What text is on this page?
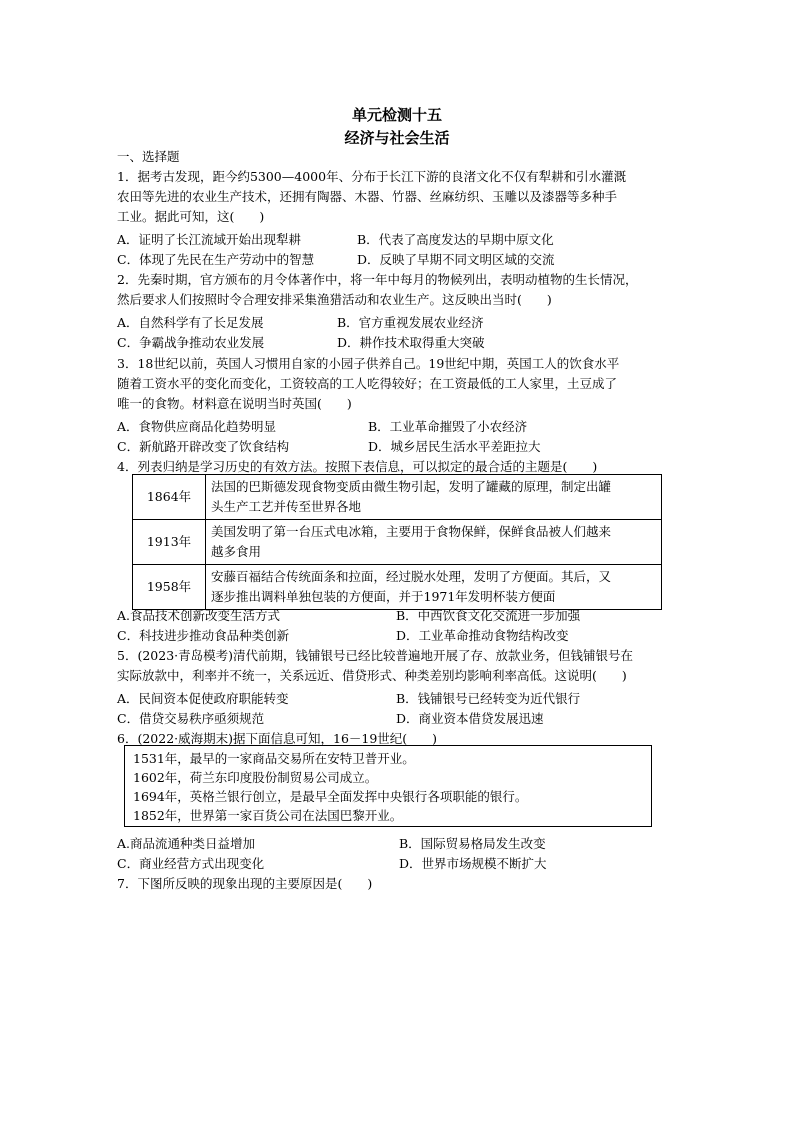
单元检测十五
经济与社会生活
一、选择题
1．据考古发现，距今约5300—4000年、分布于长江下游的良渚文化不仅有犁耕和引水灌溉
农田等先进的农业生产技术，还拥有陶器、木器、竹器、丝麻纺织、玉雕以及漆器等多种手
工业。据此可知，这(　　)
A．证明了长江流域开始出现犁耕	B．代表了高度发达的早期中原文化
C．体现了先民在生产劳动中的智慧	D．反映了早期不同文明区域的交流
2．先秦时期，官方颁布的月令体著作中，将一年中每月的物候列出，表明动植物的生长情况，
然后要求人们按照时令合理安排采集渔猎活动和农业生产。这反映出当时(　　)
A．自然科学有了长足发展	B．官方重视发展农业经济
C．争霸战争推动农业发展	D．耕作技术取得重大突破
3．18世纪以前，英国人习惯用自家的小园子供养自己。19世纪中期，英国工人的饮食水平
随着工资水平的变化而变化，工资较高的工人吃得较好；在工资最低的工人家里，土豆成了
唯一的食物。材料意在说明当时英国(　　)
A．食物供应商品化趋势明显	B．工业革命摧毁了小农经济
C．新航路开辟改变了饮食结构	D．城乡居民生活水平差距拉大
4．列表归纳是学习历史的有效方法。按照下表信息，可以拟定的最合适的主题是(　　)
1864年	法国的巴斯德发现食物变质由微生物引起，发明了罐藏的原理，制定出罐
头生产工艺并传至世界各地

1913年	美国发明了第一台压式电冰箱，主要用于食物保鲜，保鲜食品被人们越来
越多食用

1958年	安藤百福结合传统面条和拉面，经过脱水处理，发明了方便面。其后，又
逐步推出调料单独包装的方便面，并于1971年发明杯装方便面
A.食品技术创新改变生活方式	B．中西饮食文化交流进一步加强
C．科技进步推动食品种类创新	D．工业革命推动食物结构改变
5．(2023·青岛模考)清代前期，钱铺银号已经比较普遍地开展了存、放款业务，但钱铺银号在
实际放款中，利率并不统一，关系远近、借贷形式、种类差别均影响利率高低。这说明(　　)
A．民间资本促使政府职能转变	B．钱铺银号已经转变为近代银行
C．借贷交易秩序亟须规范	D．商业资本借贷发展迅速
6．(2022·威海期末)据下面信息可知，16－19世纪(　　)
1531年，最早的一家商品交易所在安特卫普开业。
1602年，荷兰东印度股份制贸易公司成立。
1694年，英格兰银行创立，是最早全面发挥中央银行各项职能的银行。
1852年，世界第一家百货公司在法国巴黎开业。
A.商品流通种类日益增加	B．国际贸易格局发生改变
C．商业经营方式出现变化	D．世界市场规模不断扩大
7．下图所反映的现象出现的主要原因是(　　)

### Set problem
Transcribe the complete set of entries verbatim. No pictures belong in the copy.

### Result of this exercise
What text is on this page?
单元检测十五
经济与社会生活
一、选择题
1．据考古发现，距今约5300—4000年、分布于长江下游的良渚文化不仅有犁耕和引水灌溉
农田等先进的农业生产技术，还拥有陶器、木器、竹器、丝麻纺织、玉雕以及漆器等多种手
工业。据此可知，这(　　)
A．证明了长江流域开始出现犁耕	B．代表了高度发达的早期中原文化
C．体现了先民在生产劳动中的智慧	D．反映了早期不同文明区域的交流
2．先秦时期，官方颁布的月令体著作中，将一年中每月的物候列出，表明动植物的生长情况，
然后要求人们按照时令合理安排采集渔猎活动和农业生产。这反映出当时(　　)
A．自然科学有了长足发展	B．官方重视发展农业经济
C．争霸战争推动农业发展	D．耕作技术取得重大突破
3．18世纪以前，英国人习惯用自家的小园子供养自己。19世纪中期，英国工人的饮食水平
随着工资水平的变化而变化，工资较高的工人吃得较好；在工资最低的工人家里，土豆成了
唯一的食物。材料意在说明当时英国(　　)
A．食物供应商品化趋势明显	B．工业革命摧毁了小农经济
C．新航路开辟改变了饮食结构	D．城乡居民生活水平差距拉大
4．列表归纳是学习历史的有效方法。按照下表信息，可以拟定的最合适的主题是(　　)
1864年	法国的巴斯德发现食物变质由微生物引起，发明了罐藏的原理，制定出罐
头生产工艺并传至世界各地

1913年	美国发明了第一台压式电冰箱，主要用于食物保鲜，保鲜食品被人们越来
越多食用

1958年	安藤百福结合传统面条和拉面，经过脱水处理，发明了方便面。其后，又
逐步推出调料单独包装的方便面，并于1971年发明杯装方便面
A.食品技术创新改变生活方式	B．中西饮食文化交流进一步加强
C．科技进步推动食品种类创新	D．工业革命推动食物结构改变
5．(2023·青岛模考)清代前期，钱铺银号已经比较普遍地开展了存、放款业务，但钱铺银号在
实际放款中，利率并不统一，关系远近、借贷形式、种类差别均影响利率高低。这说明(　　)
A．民间资本促使政府职能转变	B．钱铺银号已经转变为近代银行
C．借贷交易秩序亟须规范	D．商业资本借贷发展迅速
6．(2022·威海期末)据下面信息可知，16－19世纪(　　)
1531年，最早的一家商品交易所在安特卫普开业。
1602年，荷兰东印度股份制贸易公司成立。
1694年，英格兰银行创立，是最早全面发挥中央银行各项职能的银行。
1852年，世界第一家百货公司在法国巴黎开业。
A.商品流通种类日益增加	B．国际贸易格局发生改变
C．商业经营方式出现变化	D．世界市场规模不断扩大
7．下图所反映的现象出现的主要原因是(　　)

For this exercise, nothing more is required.